### EXERCISE OBJECTIVE
Reproduce the following material exactly, including every line.
>> begin RECORD LIST
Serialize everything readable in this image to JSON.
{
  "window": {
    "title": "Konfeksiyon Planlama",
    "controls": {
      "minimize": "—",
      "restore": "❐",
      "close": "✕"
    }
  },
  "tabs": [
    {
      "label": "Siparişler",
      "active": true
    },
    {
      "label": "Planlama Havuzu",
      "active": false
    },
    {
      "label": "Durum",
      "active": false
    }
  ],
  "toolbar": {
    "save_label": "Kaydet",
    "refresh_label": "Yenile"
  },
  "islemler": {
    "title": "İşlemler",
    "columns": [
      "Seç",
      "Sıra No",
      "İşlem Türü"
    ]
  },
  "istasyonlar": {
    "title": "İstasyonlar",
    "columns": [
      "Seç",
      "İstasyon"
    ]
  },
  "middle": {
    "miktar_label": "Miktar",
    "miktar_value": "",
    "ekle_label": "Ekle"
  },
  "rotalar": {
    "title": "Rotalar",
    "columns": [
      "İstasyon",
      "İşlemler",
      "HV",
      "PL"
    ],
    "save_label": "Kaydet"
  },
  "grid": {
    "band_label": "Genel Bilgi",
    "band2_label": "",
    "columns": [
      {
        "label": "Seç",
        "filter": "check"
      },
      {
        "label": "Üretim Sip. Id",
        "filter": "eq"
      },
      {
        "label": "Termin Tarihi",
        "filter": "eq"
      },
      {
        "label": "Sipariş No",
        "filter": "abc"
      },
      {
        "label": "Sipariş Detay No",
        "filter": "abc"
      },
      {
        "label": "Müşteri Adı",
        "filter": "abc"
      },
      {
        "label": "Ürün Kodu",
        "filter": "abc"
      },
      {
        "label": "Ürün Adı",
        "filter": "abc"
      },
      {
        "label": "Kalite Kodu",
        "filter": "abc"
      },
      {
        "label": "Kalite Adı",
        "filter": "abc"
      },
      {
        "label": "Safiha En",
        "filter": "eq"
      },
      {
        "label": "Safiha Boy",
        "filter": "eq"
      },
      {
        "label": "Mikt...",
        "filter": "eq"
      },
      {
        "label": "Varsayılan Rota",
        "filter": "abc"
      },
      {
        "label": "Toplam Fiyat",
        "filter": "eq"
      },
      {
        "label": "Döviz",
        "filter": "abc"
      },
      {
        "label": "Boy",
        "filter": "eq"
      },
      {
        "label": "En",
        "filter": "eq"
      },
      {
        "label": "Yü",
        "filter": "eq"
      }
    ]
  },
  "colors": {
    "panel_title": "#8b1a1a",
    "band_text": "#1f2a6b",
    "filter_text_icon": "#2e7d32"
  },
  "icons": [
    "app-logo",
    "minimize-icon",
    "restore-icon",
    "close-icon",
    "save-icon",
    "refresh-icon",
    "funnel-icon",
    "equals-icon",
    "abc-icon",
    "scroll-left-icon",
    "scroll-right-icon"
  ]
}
>> end RECORD LIST
### THE ANSWER
Serialize everything readable in this image to JSON.
{
  "window": {
    "title": "Konfeksiyon Planlama",
    "controls": {
      "minimize": "—",
      "restore": "❐",
      "close": "✕"
    }
  },
  "tabs": [
    {
      "label": "Siparişler",
      "active": true
    },
    {
      "label": "Planlama Havuzu",
      "active": false
    },
    {
      "label": "Durum",
      "active": false
    }
  ],
  "toolbar": {
    "save_label": "Kaydet",
    "refresh_label": "Yenile"
  },
  "islemler": {
    "title": "İşlemler",
    "columns": [
      "Seç",
      "Sıra No",
      "İşlem Türü"
    ]
  },
  "istasyonlar": {
    "title": "İstasyonlar",
    "columns": [
      "Seç",
      "İstasyon"
    ]
  },
  "middle": {
    "miktar_label": "Miktar",
    "miktar_value": "",
    "ekle_label": "Ekle"
  },
  "rotalar": {
    "title": "Rotalar",
    "columns": [
      "İstasyon",
      "İşlemler",
      "HV",
      "PL"
    ],
    "save_label": "Kaydet"
  },
  "grid": {
    "band_label": "Genel Bilgi",
    "band2_label": "",
    "columns": [
      {
        "label": "Seç",
        "filter": "check"
      },
      {
        "label": "Üretim Sip. Id",
        "filter": "eq"
      },
      {
        "label": "Termin Tarihi",
        "filter": "eq"
      },
      {
        "label": "Sipariş No",
        "filter": "abc"
      },
      {
        "label": "Sipariş Detay No",
        "filter": "abc"
      },
      {
        "label": "Müşteri Adı",
        "filter": "abc"
      },
      {
        "label": "Ürün Kodu",
        "filter": "abc"
      },
      {
        "label": "Ürün Adı",
        "filter": "abc"
      },
      {
        "label": "Kalite Kodu",
        "filter": "abc"
      },
      {
        "label": "Kalite Adı",
        "filter": "abc"
      },
      {
        "label": "Safiha En",
        "filter": "eq"
      },
      {
        "label": "Safiha Boy",
        "filter": "eq"
      },
      {
        "label": "Mikt...",
        "filter": "eq"
      },
      {
        "label": "Varsayılan Rota",
        "filter": "abc"
      },
      {
        "label": "Toplam Fiyat",
        "filter": "eq"
      },
      {
        "label": "Döviz",
        "filter": "abc"
      },
      {
        "label": "Boy",
        "filter": "eq"
      },
      {
        "label": "En",
        "filter": "eq"
      },
      {
        "label": "Yü",
        "filter": "eq"
      }
    ]
  },
  "colors": {
    "panel_title": "#8b1a1a",
    "band_text": "#1f2a6b",
    "filter_text_icon": "#2e7d32"
  },
  "icons": [
    "app-logo",
    "minimize-icon",
    "restore-icon",
    "close-icon",
    "save-icon",
    "refresh-icon",
    "funnel-icon",
    "equals-icon",
    "abc-icon",
    "scroll-left-icon",
    "scroll-right-icon"
  ]
}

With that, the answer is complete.